_Exercise_. Gather, from the data below, each line in which the word "this" occurs.

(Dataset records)
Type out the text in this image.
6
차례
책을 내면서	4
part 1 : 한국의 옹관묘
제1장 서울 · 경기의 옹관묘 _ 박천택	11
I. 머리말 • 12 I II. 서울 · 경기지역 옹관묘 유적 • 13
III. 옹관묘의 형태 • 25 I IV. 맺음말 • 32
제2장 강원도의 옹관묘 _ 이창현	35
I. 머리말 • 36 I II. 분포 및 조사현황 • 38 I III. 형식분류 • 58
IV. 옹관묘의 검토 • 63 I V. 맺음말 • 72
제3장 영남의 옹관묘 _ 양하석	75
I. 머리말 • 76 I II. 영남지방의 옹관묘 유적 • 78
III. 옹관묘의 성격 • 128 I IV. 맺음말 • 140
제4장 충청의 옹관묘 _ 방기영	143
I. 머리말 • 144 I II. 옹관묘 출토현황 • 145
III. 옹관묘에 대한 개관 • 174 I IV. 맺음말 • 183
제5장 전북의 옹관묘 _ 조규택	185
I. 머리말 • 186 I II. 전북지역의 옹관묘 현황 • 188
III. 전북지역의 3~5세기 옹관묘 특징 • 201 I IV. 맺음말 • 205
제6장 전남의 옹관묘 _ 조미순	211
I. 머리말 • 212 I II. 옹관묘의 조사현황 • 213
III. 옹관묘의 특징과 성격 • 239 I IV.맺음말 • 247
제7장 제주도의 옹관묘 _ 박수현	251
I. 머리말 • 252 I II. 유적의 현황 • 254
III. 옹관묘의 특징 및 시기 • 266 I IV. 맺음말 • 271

...

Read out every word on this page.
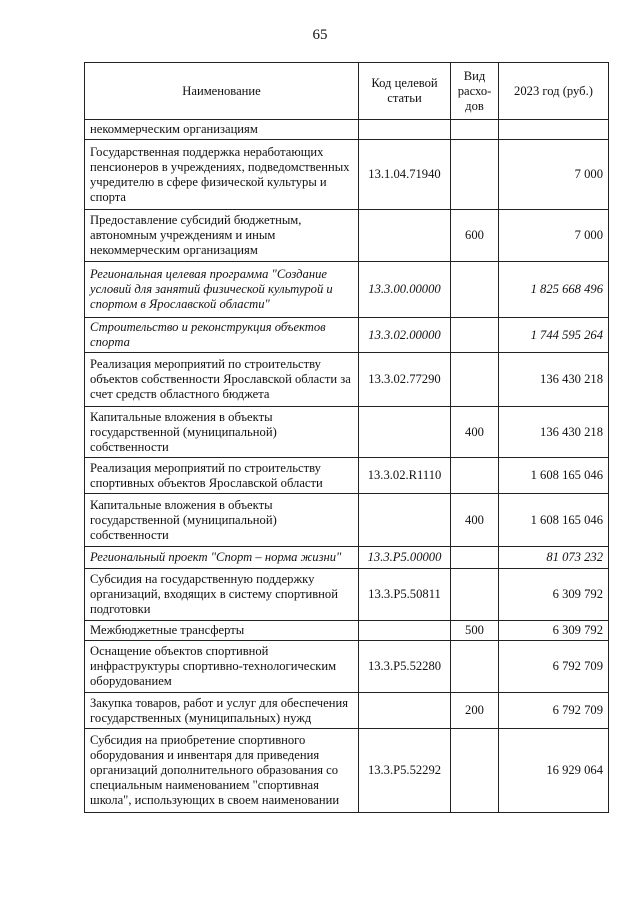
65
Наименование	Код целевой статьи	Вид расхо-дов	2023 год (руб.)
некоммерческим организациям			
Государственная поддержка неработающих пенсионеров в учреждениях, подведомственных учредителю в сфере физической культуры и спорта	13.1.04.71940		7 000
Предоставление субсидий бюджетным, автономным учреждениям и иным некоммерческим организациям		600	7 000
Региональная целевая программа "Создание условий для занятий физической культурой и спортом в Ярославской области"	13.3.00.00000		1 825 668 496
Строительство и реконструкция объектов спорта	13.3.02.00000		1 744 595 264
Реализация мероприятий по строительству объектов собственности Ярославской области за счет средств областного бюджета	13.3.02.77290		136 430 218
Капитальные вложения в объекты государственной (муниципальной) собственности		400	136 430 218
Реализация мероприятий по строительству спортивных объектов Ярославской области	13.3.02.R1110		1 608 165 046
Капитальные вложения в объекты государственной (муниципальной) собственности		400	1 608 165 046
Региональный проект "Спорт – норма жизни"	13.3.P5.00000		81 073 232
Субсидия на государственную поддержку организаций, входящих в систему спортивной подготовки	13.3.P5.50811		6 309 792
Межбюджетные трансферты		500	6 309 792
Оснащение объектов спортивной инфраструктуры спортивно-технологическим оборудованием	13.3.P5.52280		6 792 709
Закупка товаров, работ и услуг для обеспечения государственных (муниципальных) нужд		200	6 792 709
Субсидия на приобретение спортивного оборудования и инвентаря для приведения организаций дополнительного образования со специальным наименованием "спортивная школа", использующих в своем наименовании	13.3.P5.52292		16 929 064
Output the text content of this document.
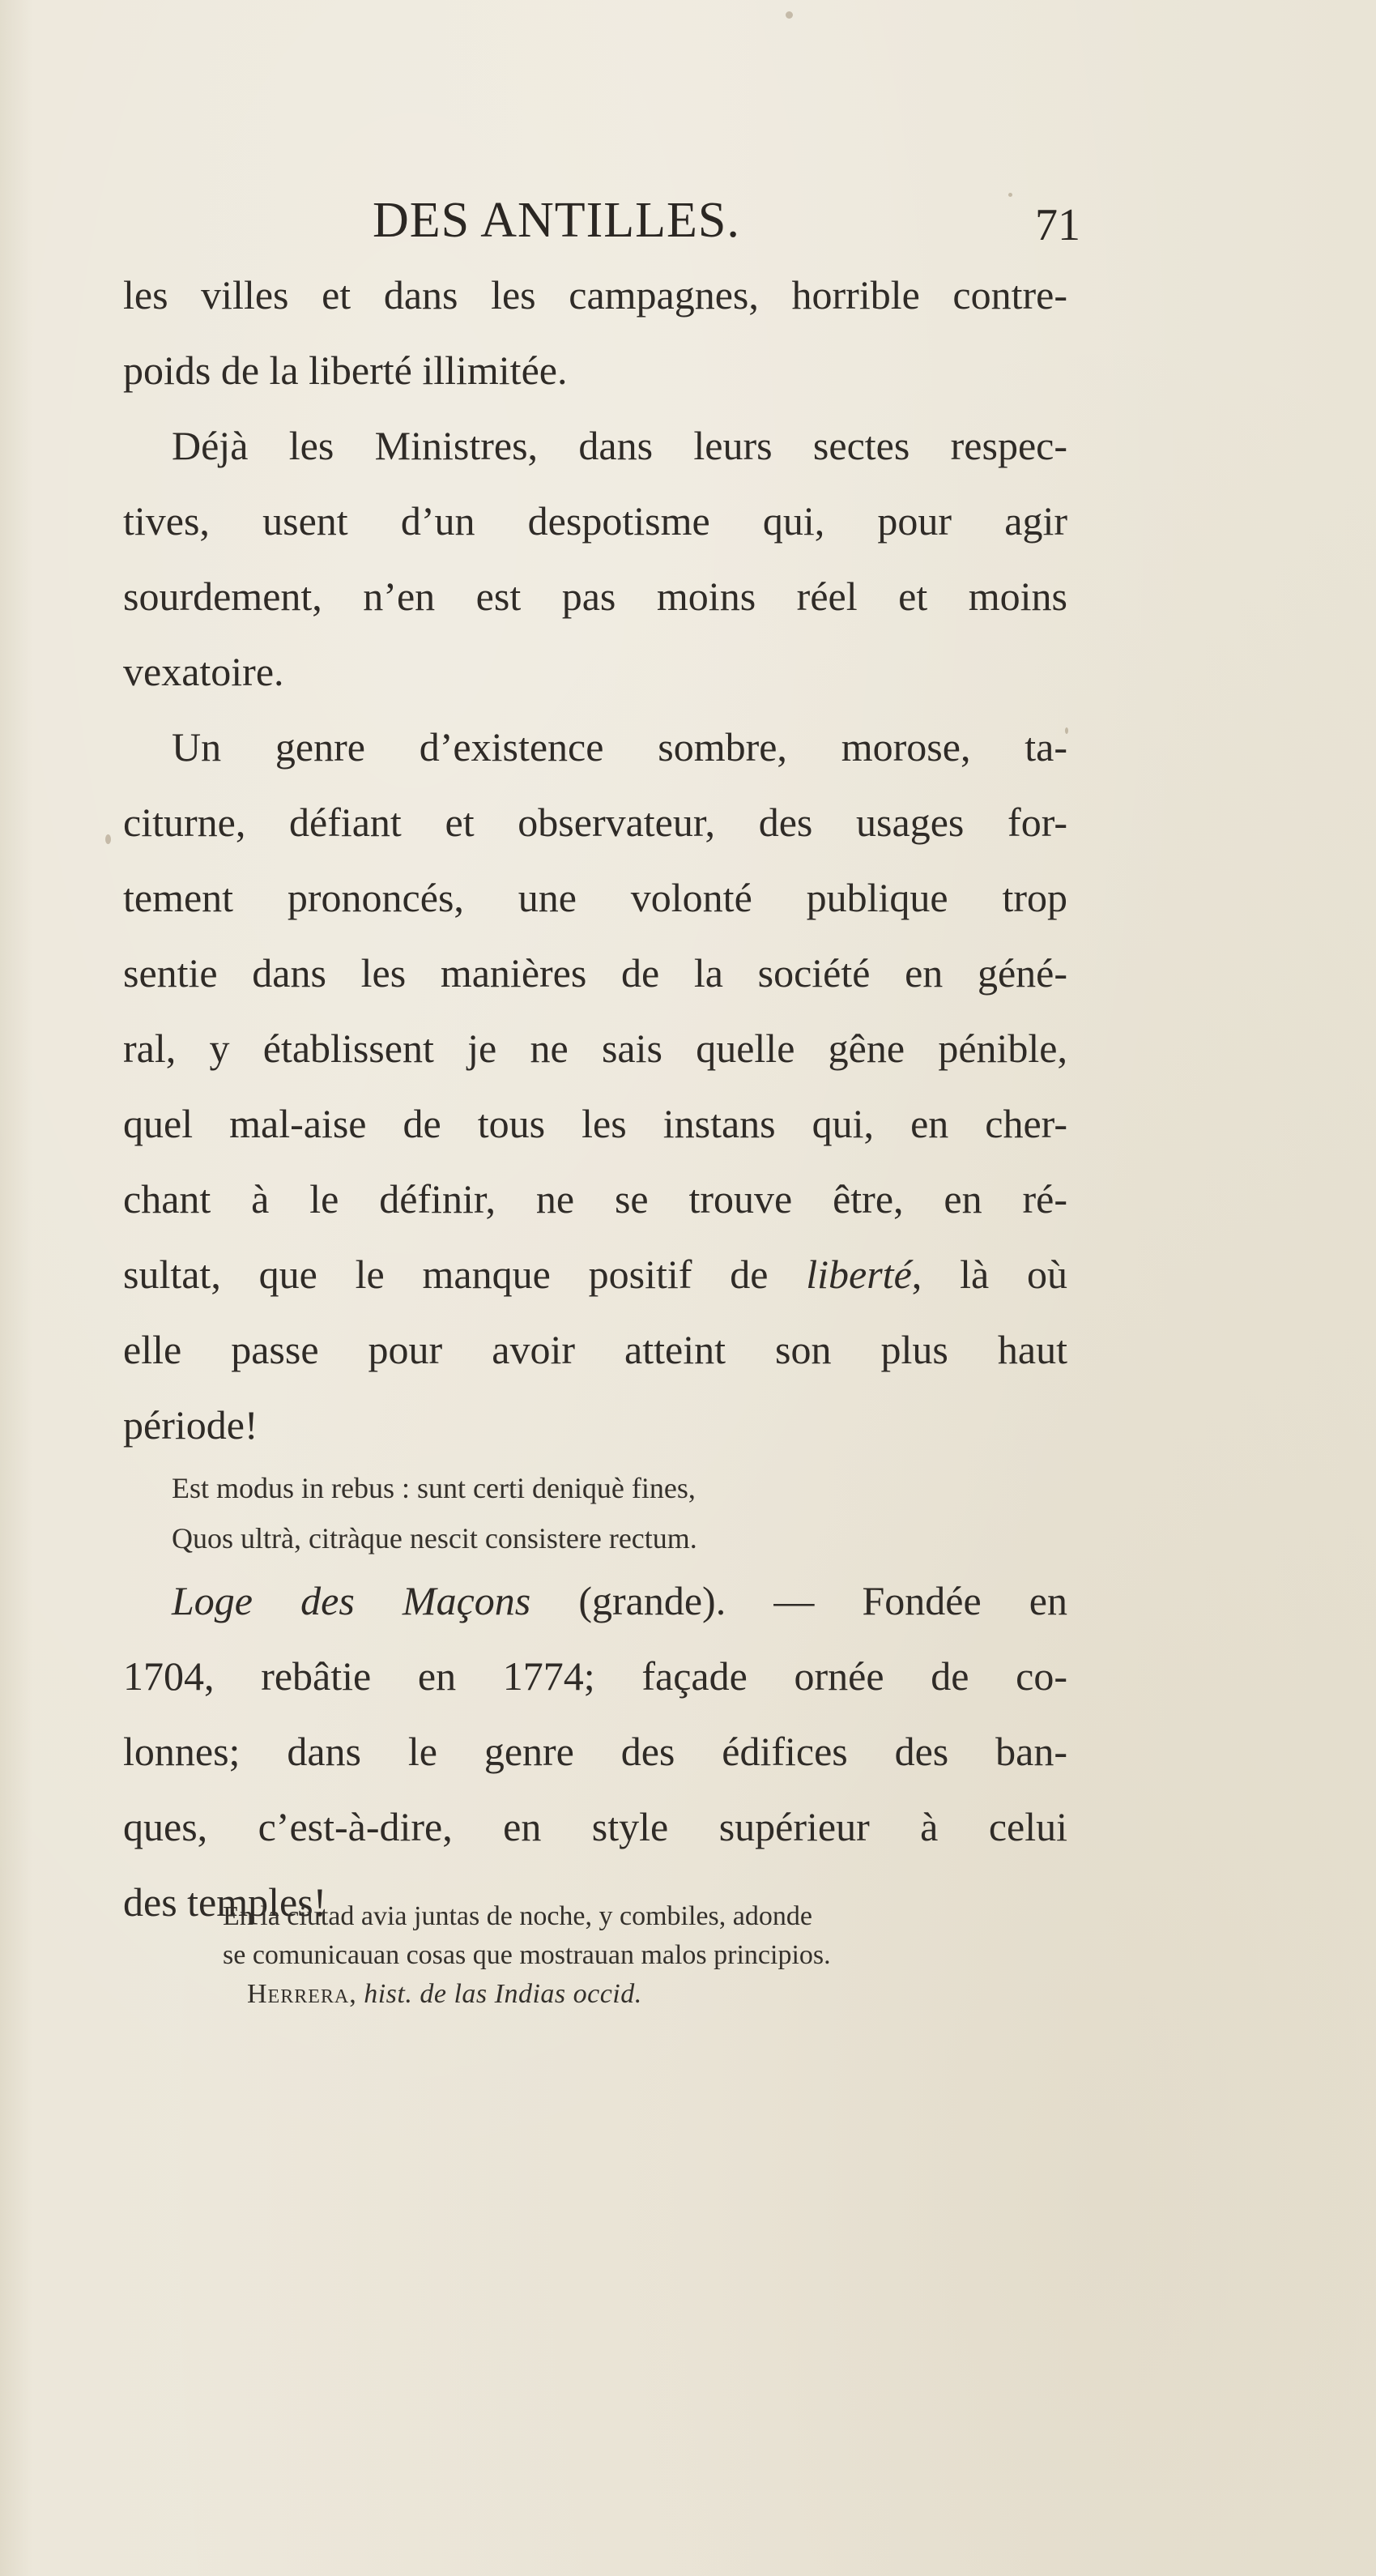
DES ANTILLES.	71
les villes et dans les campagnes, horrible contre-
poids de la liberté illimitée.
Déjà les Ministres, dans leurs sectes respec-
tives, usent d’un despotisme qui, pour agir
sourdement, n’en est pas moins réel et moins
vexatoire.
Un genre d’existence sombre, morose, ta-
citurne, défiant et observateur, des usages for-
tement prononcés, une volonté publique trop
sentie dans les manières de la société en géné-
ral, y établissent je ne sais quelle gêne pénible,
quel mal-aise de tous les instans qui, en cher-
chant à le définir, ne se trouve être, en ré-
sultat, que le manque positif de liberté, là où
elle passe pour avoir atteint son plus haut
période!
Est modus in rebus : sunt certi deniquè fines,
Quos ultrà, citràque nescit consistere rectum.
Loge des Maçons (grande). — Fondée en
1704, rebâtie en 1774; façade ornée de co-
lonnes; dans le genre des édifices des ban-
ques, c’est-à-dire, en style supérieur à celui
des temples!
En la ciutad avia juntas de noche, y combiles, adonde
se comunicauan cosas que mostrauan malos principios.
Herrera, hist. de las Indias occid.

==

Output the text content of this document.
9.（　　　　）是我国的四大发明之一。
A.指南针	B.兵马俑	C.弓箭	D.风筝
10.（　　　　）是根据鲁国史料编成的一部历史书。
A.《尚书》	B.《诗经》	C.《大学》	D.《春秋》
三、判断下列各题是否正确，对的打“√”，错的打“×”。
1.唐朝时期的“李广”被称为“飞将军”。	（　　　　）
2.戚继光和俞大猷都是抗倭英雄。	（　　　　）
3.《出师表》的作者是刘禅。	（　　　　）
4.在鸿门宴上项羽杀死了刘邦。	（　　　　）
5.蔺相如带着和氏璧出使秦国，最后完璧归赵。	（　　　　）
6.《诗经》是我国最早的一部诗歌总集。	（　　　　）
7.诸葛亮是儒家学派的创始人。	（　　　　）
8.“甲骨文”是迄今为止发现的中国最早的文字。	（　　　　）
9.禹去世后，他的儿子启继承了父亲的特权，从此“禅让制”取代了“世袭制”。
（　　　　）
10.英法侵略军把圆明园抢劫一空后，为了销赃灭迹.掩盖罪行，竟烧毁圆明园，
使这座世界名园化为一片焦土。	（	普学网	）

_Answer in full_.
Type out the text in this image.
Read out every word on this page.
Output the text content of this document.
Output the text content of this document.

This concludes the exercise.